▶ **YOUR OBJECTIVE**
Recast every line of the entries below as a Markdown table with two columns, Row and Line. Number the rows, skip blank lines, and omit the pictures.

▶ **EXTRACTED RECORDS**
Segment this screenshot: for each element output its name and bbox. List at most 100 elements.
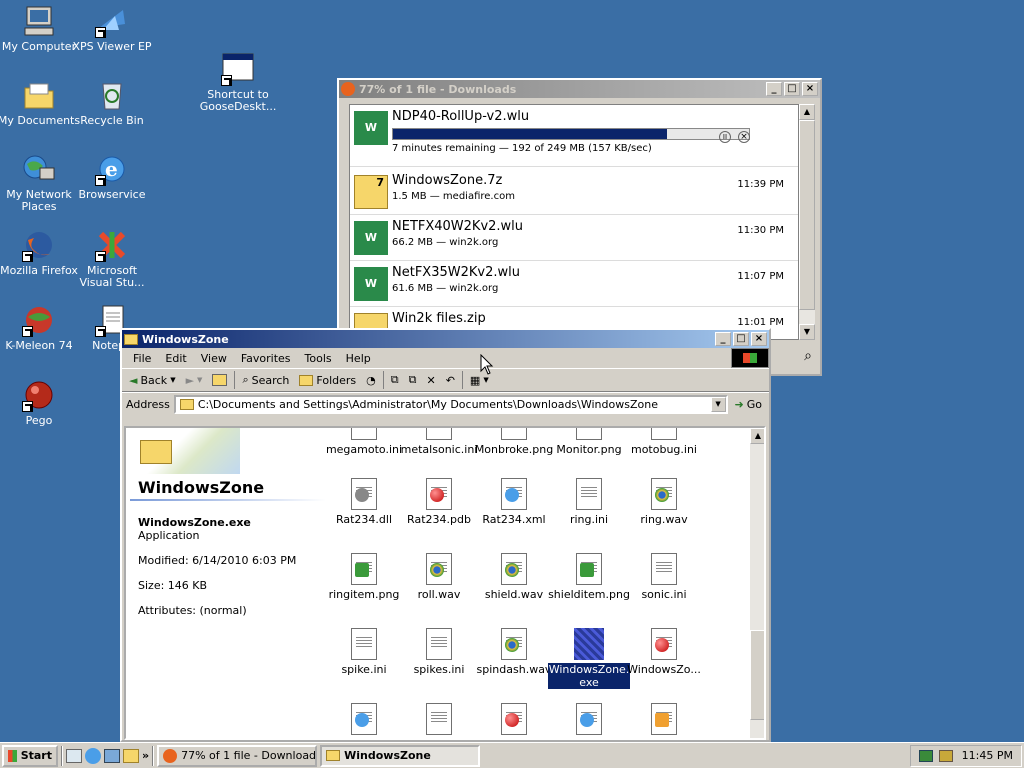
quick-launch-outlook[interactable] [104, 748, 120, 763]
desktop-icon-recycle-bin[interactable]: Recycle Bin [73, 78, 151, 127]
download-item[interactable]: 7 WindowsZone.7z 1.5 MB — mediafire.com 1… [350, 169, 798, 215]
file-item[interactable]: Monbroke.png [475, 428, 553, 456]
delete-button[interactable]: ✕ [423, 374, 438, 387]
menu-help[interactable]: Help [339, 352, 378, 365]
file-item[interactable] [401, 703, 477, 738]
download-item[interactable]: W NETFX40W2Kv2.wlu 66.2 MB — win2k.org 11… [350, 215, 798, 261]
move-to-button[interactable]: ⧉ [388, 373, 402, 387]
file-item[interactable]: roll.wav [401, 553, 477, 601]
file-item[interactable]: spikes.ini [401, 628, 477, 676]
menu-edit[interactable]: Edit [158, 352, 193, 365]
pause-button[interactable]: II [719, 131, 731, 143]
desktop-icon-browservice[interactable]: e Browservice [73, 152, 151, 201]
file-item[interactable]: metalsonic.ini [401, 428, 477, 456]
file-item[interactable]: ring.wav [626, 478, 702, 526]
go-button[interactable]: ➜ Go [732, 398, 765, 411]
pdb-file-icon [499, 703, 529, 735]
file-item[interactable]: shield.wav [476, 553, 552, 601]
tray-network-icon[interactable] [919, 749, 933, 762]
desktop-icon-pego[interactable]: Pego [0, 378, 78, 427]
file-item[interactable]: motobug.ini [626, 428, 702, 456]
file-item[interactable] [626, 703, 702, 738]
quick-launch-search[interactable] [123, 748, 139, 763]
close-button[interactable]: × [802, 82, 818, 96]
desktop-icon-xps-viewer[interactable]: XPS Viewer EP [72, 4, 152, 53]
search-icon[interactable]: ⌕ [804, 348, 812, 364]
desktop-icon-my-documents[interactable]: My Documents [0, 78, 80, 127]
file-item[interactable]: ring.ini [551, 478, 627, 526]
quick-launch-show-desktop[interactable] [66, 748, 82, 763]
forward-button[interactable]: ► ▼ [183, 374, 206, 387]
xps-viewer-icon [95, 4, 129, 38]
file-item[interactable]: Rat234.dll [326, 478, 402, 526]
menu-favorites[interactable]: Favorites [234, 352, 298, 365]
panel-folder-name: WindowsZone [138, 478, 265, 497]
file-item[interactable]: Rat234.pdb [401, 478, 477, 526]
dropdown-arrow-icon: ▼ [170, 376, 176, 384]
back-button[interactable]: ◄ Back ▼ [126, 374, 179, 387]
download-progress-bar [392, 128, 750, 140]
maximize-button[interactable]: □ [733, 332, 749, 346]
desktop-icon-firefox[interactable]: Mozilla Firefox [0, 228, 78, 277]
file-item[interactable]: spike.ini [326, 628, 402, 676]
quick-launch-ie[interactable] [85, 747, 101, 764]
menu-file[interactable]: File [126, 352, 158, 365]
up-folder-button[interactable] [209, 374, 230, 386]
scroll-up-button[interactable]: ▲ [750, 428, 764, 444]
download-item[interactable]: W NetFX35W2Kv2.wlu 61.6 MB — win2k.org 11… [350, 261, 798, 307]
scroll-up-button[interactable]: ▲ [799, 104, 815, 120]
copy-to-button[interactable]: ⧉ [406, 373, 420, 387]
menu-tools[interactable]: Tools [298, 352, 339, 365]
download-item-active[interactable]: W NDP40-RollUp-v2.wlu 7 minutes remainin… [350, 105, 798, 167]
file-item[interactable]: megamoto.ini [325, 428, 403, 456]
panel-modified: Modified: 6/14/2010 6:03 PM [138, 554, 297, 567]
start-button[interactable]: Start [2, 744, 58, 767]
taskbar-button-downloads[interactable]: 77% of 1 file - Downloads [157, 744, 318, 767]
move-to-icon: ⧉ [390, 373, 399, 386]
address-dropdown-button[interactable]: ▼ [710, 397, 726, 412]
taskbar-button-windowszone[interactable]: WindowsZone [320, 744, 481, 767]
close-button[interactable]: × [751, 332, 767, 346]
file-item[interactable]: spindash.wav [476, 628, 552, 676]
file-item[interactable] [476, 703, 552, 738]
explorer-titlebar[interactable]: WindowsZone _ □ × [122, 330, 769, 348]
scroll-down-button[interactable]: ▼ [799, 324, 815, 340]
file-item[interactable] [551, 703, 627, 738]
maximize-button[interactable]: □ [784, 82, 800, 96]
file-label: megamoto.ini [325, 443, 403, 456]
file-item[interactable] [326, 703, 402, 738]
file-item[interactable]: ringitem.png [326, 553, 402, 601]
minimize-button[interactable]: _ [715, 332, 731, 346]
desktop-icon-goose-shortcut[interactable]: Shortcut to GooseDeskt... [199, 52, 277, 113]
file-item[interactable]: shielditem.png [548, 553, 630, 601]
downloads-scrollbar[interactable]: ▲ ▼ [799, 104, 815, 340]
minimize-button[interactable]: _ [766, 82, 782, 96]
file-item[interactable]: WindowsZo... [626, 628, 702, 676]
history-button[interactable]: ◔ [363, 374, 379, 387]
menu-view[interactable]: View [194, 352, 234, 365]
panel-attributes: Attributes: (normal) [138, 604, 247, 617]
desktop-icon-k-meleon[interactable]: K-Meleon 74 [0, 303, 78, 352]
scroll-thumb[interactable] [799, 120, 815, 310]
scroll-thumb[interactable] [750, 630, 764, 720]
file-item[interactable]: Monitor.png [551, 428, 627, 456]
exe-file-icon [574, 628, 604, 660]
search-button[interactable]: ⌕ Search [239, 373, 292, 387]
undo-button[interactable]: ↶ [443, 374, 458, 387]
desktop-icon-network-places[interactable]: My Network Places [0, 152, 78, 213]
downloads-titlebar[interactable]: 77% of 1 file - Downloads _ □ × [339, 80, 820, 98]
file-item[interactable]: Rat234.xml [476, 478, 552, 526]
cancel-download-button[interactable]: × [738, 131, 750, 143]
file-item[interactable]: sonic.ini [626, 553, 702, 601]
file-label: motobug.ini [630, 443, 697, 456]
desktop-icon-my-computer[interactable]: My Computer [0, 4, 78, 53]
desktop-icon-visual-studio[interactable]: Microsoft Visual Stu... [73, 228, 151, 289]
folders-button[interactable]: Folders [296, 374, 359, 387]
explorer-scrollbar[interactable]: ▲ [750, 428, 764, 738]
tray-volume-icon[interactable] [939, 749, 953, 762]
quick-launch-more-chevron[interactable]: » [142, 749, 149, 762]
magnifier-icon: ⌕ [242, 373, 249, 386]
address-field[interactable]: C:\Documents and Settings\Administrator\… [173, 395, 728, 414]
png-file-icon [574, 553, 604, 585]
file-item[interactable]: WindowsZone. exe [547, 628, 631, 689]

▶ **WRITTEN SOLUTION**
| Row | Line |
|---|---|
| 1 | Segment this screenshot: for each element output its name and bbox. List at most 100 elements. |
| 2 | quick-launch-outlook[interactable] [104, 748, 120, 763] |
| 3 | desktop-icon-recycle-bin[interactable]: Recycle Bin [73, 78, 151, 127] |
| 4 | download-item[interactable]: 7 WindowsZone.7z 1.5 MB — mediafire.com 1… [350, 169, 798, 215] |
| 5 | file-item[interactable]: Monbroke.png [475, 428, 553, 456] |
| 6 | delete-button[interactable]: ✕ [423, 374, 438, 387] |
| 7 | menu-help[interactable]: Help [339, 352, 378, 365] |
| 8 | file-item[interactable] [401, 703, 477, 738] |
| 9 | download-item[interactable]: W NETFX40W2Kv2.wlu 66.2 MB — win2k.org 11… [350, 215, 798, 261] |
| 10 | move-to-button[interactable]: ⧉ [388, 373, 402, 387] |
| 11 | file-item[interactable]: roll.wav [401, 553, 477, 601] |
| 12 | file-item[interactable]: spikes.ini [401, 628, 477, 676] |
| 13 | menu-edit[interactable]: Edit [158, 352, 193, 365] |
| 14 | pause-button[interactable]: II [719, 131, 731, 143] |
| 15 | desktop-icon-browservice[interactable]: e Browservice [73, 152, 151, 201] |
| 16 | file-item[interactable]: metalsonic.ini [401, 428, 477, 456] |
| 17 | file-item[interactable]: ring.wav [626, 478, 702, 526] |
| 18 | go-button[interactable]: ➜ Go [732, 398, 765, 411] |
| 19 | pdb-file-icon [499, 703, 529, 735] |
| 20 | file-item[interactable]: shield.wav [476, 553, 552, 601] |
| 21 | tray-network-icon[interactable] [919, 749, 933, 762] |
| 22 | desktop-icon-pego[interactable]: Pego [0, 378, 78, 427] |
| 23 | file-item[interactable]: motobug.ini [626, 428, 702, 456] |
| 24 | file-item[interactable] [626, 703, 702, 738] |
| 25 | quick-launch-search[interactable] [123, 748, 139, 763] |
| 26 | close-button[interactable]: × [802, 82, 818, 96] |
| 27 | desktop-icon-xps-viewer[interactable]: XPS Viewer EP [72, 4, 152, 53] |
| 28 | search-icon[interactable]: ⌕ [804, 348, 812, 364] |
| 29 | desktop-icon-my-documents[interactable]: My Documents [0, 78, 80, 127] |
| 30 | file-item[interactable]: ring.ini [551, 478, 627, 526] |
| 31 | quick-launch-show-desktop[interactable] [66, 748, 82, 763] |
| 32 | forward-button[interactable]: ► ▼ [183, 374, 206, 387] |
| 33 | xps-viewer-icon [95, 4, 129, 38] |
| 34 | file-item[interactable]: Rat234.dll [326, 478, 402, 526] |
| 35 | menu-favorites[interactable]: Favorites [234, 352, 298, 365] |
| 36 | panel-folder-name: WindowsZone [138, 478, 265, 497] |
| 37 | file-item[interactable]: Rat234.pdb [401, 478, 477, 526] |
| 38 | dropdown-arrow-icon: ▼ [170, 376, 176, 384] |
| 39 | back-button[interactable]: ◄ Back ▼ [126, 374, 179, 387] |
| 40 | download-progress-bar [392, 128, 750, 140] |
| 41 | maximize-button[interactable]: □ [733, 332, 749, 346] |
| 42 | desktop-icon-firefox[interactable]: Mozilla Firefox [0, 228, 78, 277] |
| 43 | file-item[interactable]: spike.ini [326, 628, 402, 676] |
| 44 | quick-launch-ie[interactable] [85, 747, 101, 764] |
| 45 | menu-file[interactable]: File [126, 352, 158, 365] |
| 46 | up-folder-button[interactable] [209, 374, 230, 386] |
| 47 | scroll-up-button[interactable]: ▲ [750, 428, 764, 444] |
| 48 | download-item[interactable]: W NetFX35W2Kv2.wlu 61.6 MB — win2k.org 11… [350, 261, 798, 307] |
| 49 | scroll-up-button[interactable]: ▲ [799, 104, 815, 120] |
| 50 | copy-to-button[interactable]: ⧉ [406, 373, 420, 387] |
| 51 | menu-tools[interactable]: Tools [298, 352, 339, 365] |
| 52 | download-item-active[interactable]: W NDP40-RollUp-v2.wlu 7 minutes remainin… [350, 105, 798, 167] |
| 53 | file-item[interactable]: megamoto.ini [325, 428, 403, 456] |
| 54 | panel-modified: Modified: 6/14/2010 6:03 PM [138, 554, 297, 567] |
| 55 | start-button[interactable]: Start [2, 744, 58, 767] |
| 56 | taskbar-button-downloads[interactable]: 77% of 1 file - Downloads [157, 744, 318, 767] |
| 57 | move-to-icon: ⧉ [390, 373, 399, 386] |
| 58 | address-dropdown-button[interactable]: ▼ [710, 397, 726, 412] |
| 59 | taskbar-button-windowszone[interactable]: WindowsZone [320, 744, 481, 767] |
| 60 | close-button[interactable]: × [751, 332, 767, 346] |
| 61 | file-item[interactable]: spindash.wav [476, 628, 552, 676] |
| 62 | file-item[interactable] [476, 703, 552, 738] |
| 63 | explorer-titlebar[interactable]: WindowsZone _ □ × [122, 330, 769, 348] |
| 64 | scroll-down-button[interactable]: ▼ [799, 324, 815, 340] |
| 65 | file-item[interactable] [551, 703, 627, 738] |
| 66 | maximize-button[interactable]: □ [784, 82, 800, 96] |
| 67 | file-label: megamoto.ini [325, 443, 403, 456] |
| 68 | file-item[interactable] [326, 703, 402, 738] |
| 69 | file-item[interactable]: ringitem.png [326, 553, 402, 601] |
| 70 | minimize-button[interactable]: _ [715, 332, 731, 346] |
| 71 | desktop-icon-goose-shortcut[interactable]: Shortcut to GooseDeskt... [199, 52, 277, 113] |
| 72 | file-item[interactable]: shielditem.png [548, 553, 630, 601] |
| 73 | downloads-scrollbar[interactable]: ▲ ▼ [799, 104, 815, 340] |
| 74 | minimize-button[interactable]: _ [766, 82, 782, 96] |
| 75 | file-item[interactable]: WindowsZo... [626, 628, 702, 676] |
| 76 | history-button[interactable]: ◔ [363, 374, 379, 387] |
| 77 | menu-view[interactable]: View [194, 352, 234, 365] |
| 78 | panel-attributes: Attributes: (normal) [138, 604, 247, 617] |
| 79 | desktop-icon-k-meleon[interactable]: K-Meleon 74 [0, 303, 78, 352] |
| 80 | scroll-thumb[interactable] [799, 120, 815, 310] |
| 81 | scroll-thumb[interactable] [750, 630, 764, 720] |
| 82 | file-item[interactable]: Monitor.png [551, 428, 627, 456] |
| 83 | exe-file-icon [574, 628, 604, 660] |
| 84 | search-button[interactable]: ⌕ Search [239, 373, 292, 387] |
| 85 | undo-button[interactable]: ↶ [443, 374, 458, 387] |
| 86 | desktop-icon-network-places[interactable]: My Network Places [0, 152, 78, 213] |
| 87 | downloads-titlebar[interactable]: 77% of 1 file - Downloads _ □ × [339, 80, 820, 98] |
| 88 | file-item[interactable]: Rat234.xml [476, 478, 552, 526] |
| 89 | cancel-download-button[interactable]: × [738, 131, 750, 143] |
| 90 | file-item[interactable]: sonic.ini [626, 553, 702, 601] |
| 91 | file-label: motobug.ini [630, 443, 697, 456] |
| 92 | desktop-icon-my-computer[interactable]: My Computer [0, 4, 78, 53] |
| 93 | desktop-icon-visual-studio[interactable]: Microsoft Visual Stu... [73, 228, 151, 289] |
| 94 | folders-button[interactable]: Folders [296, 374, 359, 387] |
| 95 | explorer-scrollbar[interactable]: ▲ [750, 428, 764, 738] |
| 96 | tray-volume-icon[interactable] [939, 749, 953, 762] |
| 97 | quick-launch-more-chevron[interactable]: » [142, 749, 149, 762] |
| 98 | magnifier-icon: ⌕ [242, 373, 249, 386] |
| 99 | address-field[interactable]: C:\Documents and Settings\Administrator\… [173, 395, 728, 414] |
| 100 | png-file-icon [574, 553, 604, 585] |
| 101 | file-item[interactable]: WindowsZone. exe [547, 628, 631, 689] |